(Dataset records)
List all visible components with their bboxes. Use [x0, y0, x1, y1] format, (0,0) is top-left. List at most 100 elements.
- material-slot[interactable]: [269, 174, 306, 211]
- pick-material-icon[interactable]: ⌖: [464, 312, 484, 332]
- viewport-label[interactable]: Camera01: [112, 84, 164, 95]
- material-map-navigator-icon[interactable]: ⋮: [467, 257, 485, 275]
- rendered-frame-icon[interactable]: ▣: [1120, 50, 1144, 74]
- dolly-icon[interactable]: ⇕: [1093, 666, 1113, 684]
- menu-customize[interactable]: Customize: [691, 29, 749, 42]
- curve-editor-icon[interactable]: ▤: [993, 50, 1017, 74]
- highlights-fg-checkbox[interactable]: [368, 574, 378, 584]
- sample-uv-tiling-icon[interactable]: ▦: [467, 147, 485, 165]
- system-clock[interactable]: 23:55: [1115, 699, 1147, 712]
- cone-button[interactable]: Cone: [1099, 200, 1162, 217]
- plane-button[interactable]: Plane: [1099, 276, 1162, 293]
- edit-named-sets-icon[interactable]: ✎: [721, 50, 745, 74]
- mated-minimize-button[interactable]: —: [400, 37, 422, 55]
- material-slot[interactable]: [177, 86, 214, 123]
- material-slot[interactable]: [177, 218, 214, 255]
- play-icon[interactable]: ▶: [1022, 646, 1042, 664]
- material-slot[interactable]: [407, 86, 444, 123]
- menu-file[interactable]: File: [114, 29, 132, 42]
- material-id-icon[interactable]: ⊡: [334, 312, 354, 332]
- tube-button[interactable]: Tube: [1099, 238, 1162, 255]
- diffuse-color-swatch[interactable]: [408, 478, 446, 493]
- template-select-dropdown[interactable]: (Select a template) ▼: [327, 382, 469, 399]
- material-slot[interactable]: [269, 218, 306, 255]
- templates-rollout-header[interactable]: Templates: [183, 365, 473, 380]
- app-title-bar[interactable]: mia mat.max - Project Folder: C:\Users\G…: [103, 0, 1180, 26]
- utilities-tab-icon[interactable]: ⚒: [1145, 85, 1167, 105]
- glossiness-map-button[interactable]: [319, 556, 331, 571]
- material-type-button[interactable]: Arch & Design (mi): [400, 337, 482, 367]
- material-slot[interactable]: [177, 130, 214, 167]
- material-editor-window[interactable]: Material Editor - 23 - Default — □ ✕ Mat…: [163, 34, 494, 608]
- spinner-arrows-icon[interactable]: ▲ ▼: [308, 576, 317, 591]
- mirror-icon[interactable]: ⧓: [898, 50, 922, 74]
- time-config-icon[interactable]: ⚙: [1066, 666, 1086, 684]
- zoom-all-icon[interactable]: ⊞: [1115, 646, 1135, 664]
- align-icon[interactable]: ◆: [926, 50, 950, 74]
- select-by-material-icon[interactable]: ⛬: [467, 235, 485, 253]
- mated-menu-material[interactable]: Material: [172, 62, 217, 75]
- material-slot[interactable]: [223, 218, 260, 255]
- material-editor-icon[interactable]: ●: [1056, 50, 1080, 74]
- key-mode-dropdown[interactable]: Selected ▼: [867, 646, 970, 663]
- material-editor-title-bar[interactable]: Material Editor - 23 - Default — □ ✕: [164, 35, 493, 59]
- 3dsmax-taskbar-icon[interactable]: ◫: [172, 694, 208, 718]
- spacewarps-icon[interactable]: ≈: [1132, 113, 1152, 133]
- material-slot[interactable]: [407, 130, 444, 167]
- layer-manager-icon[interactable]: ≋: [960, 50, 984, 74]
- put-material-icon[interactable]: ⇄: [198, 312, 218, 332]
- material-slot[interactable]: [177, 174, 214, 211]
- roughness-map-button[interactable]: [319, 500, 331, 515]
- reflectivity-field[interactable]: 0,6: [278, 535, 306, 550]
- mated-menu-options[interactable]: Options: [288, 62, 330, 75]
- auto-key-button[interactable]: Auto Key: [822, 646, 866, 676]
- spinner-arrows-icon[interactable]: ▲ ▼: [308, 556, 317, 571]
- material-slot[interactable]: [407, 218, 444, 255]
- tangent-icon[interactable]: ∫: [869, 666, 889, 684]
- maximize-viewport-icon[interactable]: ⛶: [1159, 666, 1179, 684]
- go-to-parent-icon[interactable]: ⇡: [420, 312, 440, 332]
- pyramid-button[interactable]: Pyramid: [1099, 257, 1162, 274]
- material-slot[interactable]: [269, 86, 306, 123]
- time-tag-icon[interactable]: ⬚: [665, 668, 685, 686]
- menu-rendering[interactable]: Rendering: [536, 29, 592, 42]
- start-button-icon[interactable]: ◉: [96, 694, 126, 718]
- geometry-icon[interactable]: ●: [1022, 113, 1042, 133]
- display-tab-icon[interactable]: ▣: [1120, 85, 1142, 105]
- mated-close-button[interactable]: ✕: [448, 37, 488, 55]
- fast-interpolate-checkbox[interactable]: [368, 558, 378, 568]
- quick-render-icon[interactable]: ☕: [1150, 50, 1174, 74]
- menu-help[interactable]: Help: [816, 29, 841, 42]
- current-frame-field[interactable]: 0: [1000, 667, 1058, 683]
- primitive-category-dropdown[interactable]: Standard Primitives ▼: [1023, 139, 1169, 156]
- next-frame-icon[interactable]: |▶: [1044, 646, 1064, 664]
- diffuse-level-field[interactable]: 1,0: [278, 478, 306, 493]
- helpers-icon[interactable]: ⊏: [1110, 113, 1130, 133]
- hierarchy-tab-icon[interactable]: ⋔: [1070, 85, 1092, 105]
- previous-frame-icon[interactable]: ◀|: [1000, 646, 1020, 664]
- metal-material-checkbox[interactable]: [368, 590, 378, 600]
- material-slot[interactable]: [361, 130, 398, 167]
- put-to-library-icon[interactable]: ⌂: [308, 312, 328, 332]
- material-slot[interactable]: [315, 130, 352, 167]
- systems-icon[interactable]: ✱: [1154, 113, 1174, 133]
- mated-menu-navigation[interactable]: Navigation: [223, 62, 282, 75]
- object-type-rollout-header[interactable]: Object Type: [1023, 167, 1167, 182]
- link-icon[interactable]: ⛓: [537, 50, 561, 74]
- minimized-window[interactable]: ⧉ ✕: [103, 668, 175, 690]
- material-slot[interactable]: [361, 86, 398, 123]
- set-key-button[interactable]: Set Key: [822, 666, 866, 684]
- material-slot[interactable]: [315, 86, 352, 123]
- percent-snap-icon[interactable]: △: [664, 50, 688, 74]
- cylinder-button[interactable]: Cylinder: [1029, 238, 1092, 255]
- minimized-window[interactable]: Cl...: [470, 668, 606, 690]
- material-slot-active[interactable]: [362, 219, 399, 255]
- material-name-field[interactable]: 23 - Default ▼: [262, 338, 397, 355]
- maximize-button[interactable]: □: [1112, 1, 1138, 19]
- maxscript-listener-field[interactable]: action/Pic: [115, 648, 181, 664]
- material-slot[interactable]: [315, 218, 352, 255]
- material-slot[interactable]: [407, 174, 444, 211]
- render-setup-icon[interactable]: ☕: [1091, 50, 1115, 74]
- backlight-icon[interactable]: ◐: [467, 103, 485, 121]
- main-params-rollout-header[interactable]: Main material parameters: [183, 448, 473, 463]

▸ To do:
Pull out every line above that contains the string "mated".

▸ Solution below:
- mated-minimize-button[interactable]: —: [400, 37, 422, 55]
- mated-menu-material[interactable]: Material: [172, 62, 217, 75]
- mated-menu-options[interactable]: Options: [288, 62, 330, 75]
- mated-close-button[interactable]: ✕: [448, 37, 488, 55]
- mated-menu-navigation[interactable]: Navigation: [223, 62, 282, 75]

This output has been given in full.